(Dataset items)
^^^^

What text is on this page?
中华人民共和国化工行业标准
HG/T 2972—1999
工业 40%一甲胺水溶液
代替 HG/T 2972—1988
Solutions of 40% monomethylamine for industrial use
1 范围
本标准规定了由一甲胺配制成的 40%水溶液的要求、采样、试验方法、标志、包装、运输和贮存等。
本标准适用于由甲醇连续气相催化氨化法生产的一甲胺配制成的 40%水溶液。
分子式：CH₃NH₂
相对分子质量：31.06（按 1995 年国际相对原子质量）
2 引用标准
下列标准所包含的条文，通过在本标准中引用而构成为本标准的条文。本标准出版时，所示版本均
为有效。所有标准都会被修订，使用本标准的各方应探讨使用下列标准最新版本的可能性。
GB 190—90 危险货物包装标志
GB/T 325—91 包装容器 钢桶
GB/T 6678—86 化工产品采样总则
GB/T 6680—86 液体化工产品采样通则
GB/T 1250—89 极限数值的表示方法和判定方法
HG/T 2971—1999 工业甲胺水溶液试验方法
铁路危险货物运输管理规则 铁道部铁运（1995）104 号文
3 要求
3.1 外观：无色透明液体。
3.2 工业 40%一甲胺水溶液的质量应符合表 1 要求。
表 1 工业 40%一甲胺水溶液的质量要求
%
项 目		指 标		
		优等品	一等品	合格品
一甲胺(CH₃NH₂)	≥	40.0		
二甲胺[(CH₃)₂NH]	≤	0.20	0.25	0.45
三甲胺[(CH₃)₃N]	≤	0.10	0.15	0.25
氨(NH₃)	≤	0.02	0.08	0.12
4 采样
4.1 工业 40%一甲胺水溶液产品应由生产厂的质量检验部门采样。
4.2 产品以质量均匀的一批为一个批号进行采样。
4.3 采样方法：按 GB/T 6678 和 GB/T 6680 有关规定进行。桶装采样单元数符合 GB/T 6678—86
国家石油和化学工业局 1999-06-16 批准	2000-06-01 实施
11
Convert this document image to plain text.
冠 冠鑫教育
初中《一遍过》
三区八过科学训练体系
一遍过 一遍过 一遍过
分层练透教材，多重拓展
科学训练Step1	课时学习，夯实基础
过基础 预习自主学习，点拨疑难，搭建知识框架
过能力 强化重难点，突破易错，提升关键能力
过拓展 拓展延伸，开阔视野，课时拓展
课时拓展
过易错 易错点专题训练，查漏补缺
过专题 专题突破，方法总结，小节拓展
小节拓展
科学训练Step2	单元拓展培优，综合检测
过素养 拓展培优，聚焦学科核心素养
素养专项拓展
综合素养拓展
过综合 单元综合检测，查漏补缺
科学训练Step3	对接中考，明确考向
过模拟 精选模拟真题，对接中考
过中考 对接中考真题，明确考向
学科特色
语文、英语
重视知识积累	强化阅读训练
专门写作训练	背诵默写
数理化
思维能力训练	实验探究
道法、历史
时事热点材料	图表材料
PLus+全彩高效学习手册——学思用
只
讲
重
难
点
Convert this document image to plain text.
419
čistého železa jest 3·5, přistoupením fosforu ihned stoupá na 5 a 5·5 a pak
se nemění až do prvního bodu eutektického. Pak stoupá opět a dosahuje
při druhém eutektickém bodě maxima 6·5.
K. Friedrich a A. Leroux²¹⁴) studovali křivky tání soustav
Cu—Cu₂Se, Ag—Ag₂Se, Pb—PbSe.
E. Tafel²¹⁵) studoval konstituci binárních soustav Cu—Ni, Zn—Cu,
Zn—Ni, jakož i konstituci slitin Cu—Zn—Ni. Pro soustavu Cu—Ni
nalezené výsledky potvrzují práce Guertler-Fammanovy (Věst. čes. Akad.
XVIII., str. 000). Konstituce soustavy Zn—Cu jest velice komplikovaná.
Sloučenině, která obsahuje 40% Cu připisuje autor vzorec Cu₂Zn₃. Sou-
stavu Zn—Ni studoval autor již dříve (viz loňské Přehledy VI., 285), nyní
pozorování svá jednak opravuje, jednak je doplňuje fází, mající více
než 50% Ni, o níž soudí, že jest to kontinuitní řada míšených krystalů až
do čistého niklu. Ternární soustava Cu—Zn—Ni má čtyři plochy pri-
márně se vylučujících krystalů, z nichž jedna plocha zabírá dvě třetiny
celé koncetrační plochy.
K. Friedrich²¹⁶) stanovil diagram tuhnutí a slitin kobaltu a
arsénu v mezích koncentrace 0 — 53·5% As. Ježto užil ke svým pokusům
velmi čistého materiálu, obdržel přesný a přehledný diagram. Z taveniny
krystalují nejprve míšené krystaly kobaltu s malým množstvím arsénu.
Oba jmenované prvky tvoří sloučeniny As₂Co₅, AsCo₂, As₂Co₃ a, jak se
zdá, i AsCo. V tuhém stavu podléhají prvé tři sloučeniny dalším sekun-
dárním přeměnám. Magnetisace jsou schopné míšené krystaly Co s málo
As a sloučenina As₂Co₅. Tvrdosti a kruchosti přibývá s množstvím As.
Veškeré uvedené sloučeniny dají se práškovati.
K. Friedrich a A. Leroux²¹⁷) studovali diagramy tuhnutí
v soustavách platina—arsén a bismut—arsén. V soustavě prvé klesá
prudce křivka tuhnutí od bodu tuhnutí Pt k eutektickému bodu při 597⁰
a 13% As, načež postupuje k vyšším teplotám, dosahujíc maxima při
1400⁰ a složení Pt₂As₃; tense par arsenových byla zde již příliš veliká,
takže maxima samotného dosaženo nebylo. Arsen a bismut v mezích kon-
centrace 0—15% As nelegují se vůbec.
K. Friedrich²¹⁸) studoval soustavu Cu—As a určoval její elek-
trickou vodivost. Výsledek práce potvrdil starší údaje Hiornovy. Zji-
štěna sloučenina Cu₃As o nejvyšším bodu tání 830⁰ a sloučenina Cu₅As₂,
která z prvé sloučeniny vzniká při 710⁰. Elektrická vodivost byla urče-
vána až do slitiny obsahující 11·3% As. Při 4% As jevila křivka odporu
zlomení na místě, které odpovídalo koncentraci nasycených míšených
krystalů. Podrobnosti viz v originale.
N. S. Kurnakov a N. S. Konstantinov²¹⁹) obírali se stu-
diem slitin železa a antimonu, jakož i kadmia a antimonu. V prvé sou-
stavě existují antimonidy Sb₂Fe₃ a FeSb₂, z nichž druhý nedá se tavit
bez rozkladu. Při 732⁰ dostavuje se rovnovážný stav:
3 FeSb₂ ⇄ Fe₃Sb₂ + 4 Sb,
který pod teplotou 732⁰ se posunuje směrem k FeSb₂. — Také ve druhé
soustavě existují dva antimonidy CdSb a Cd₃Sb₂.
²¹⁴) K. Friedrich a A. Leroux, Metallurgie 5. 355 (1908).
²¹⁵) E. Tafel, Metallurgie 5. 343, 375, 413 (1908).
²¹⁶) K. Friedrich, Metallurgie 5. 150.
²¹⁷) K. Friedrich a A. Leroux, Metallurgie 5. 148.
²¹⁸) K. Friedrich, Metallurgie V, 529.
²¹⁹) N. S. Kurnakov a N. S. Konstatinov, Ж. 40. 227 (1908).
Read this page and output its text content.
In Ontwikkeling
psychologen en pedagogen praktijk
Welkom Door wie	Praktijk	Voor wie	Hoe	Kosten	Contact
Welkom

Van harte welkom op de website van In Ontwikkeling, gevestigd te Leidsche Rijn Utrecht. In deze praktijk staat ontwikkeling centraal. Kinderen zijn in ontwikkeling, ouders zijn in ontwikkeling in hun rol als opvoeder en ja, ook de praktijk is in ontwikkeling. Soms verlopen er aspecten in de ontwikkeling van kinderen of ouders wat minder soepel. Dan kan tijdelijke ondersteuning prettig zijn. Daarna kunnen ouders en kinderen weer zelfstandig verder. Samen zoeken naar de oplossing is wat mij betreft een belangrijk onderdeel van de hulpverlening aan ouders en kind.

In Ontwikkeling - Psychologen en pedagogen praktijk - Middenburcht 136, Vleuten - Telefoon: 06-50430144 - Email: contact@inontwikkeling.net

^^^^

### The task:
Set down, word for word, every line from the line that holds "Read this page and output its text content." to the end of the entries above, including both ends.

### Correct result:
Read this page and output its text content.
In Ontwikkeling
psychologen en pedagogen praktijk
Welkom Door wie	Praktijk	Voor wie	Hoe	Kosten	Contact
Welkom

Van harte welkom op de website van In Ontwikkeling, gevestigd te Leidsche Rijn Utrecht. In deze praktijk staat ontwikkeling centraal. Kinderen zijn in ontwikkeling, ouders zijn in ontwikkeling in hun rol als opvoeder en ja, ook de praktijk is in ontwikkeling. Soms verlopen er aspecten in de ontwikkeling van kinderen of ouders wat minder soepel. Dan kan tijdelijke ondersteuning prettig zijn. Daarna kunnen ouders en kinderen weer zelfstandig verder. Samen zoeken naar de oplossing is wat mij betreft een belangrijk onderdeel van de hulpverlening aan ouders en kind.

In Ontwikkeling - Psychologen en pedagogen praktijk - Middenburcht 136, Vleuten - Telefoon: 06-50430144 - Email: contact@inontwikkeling.net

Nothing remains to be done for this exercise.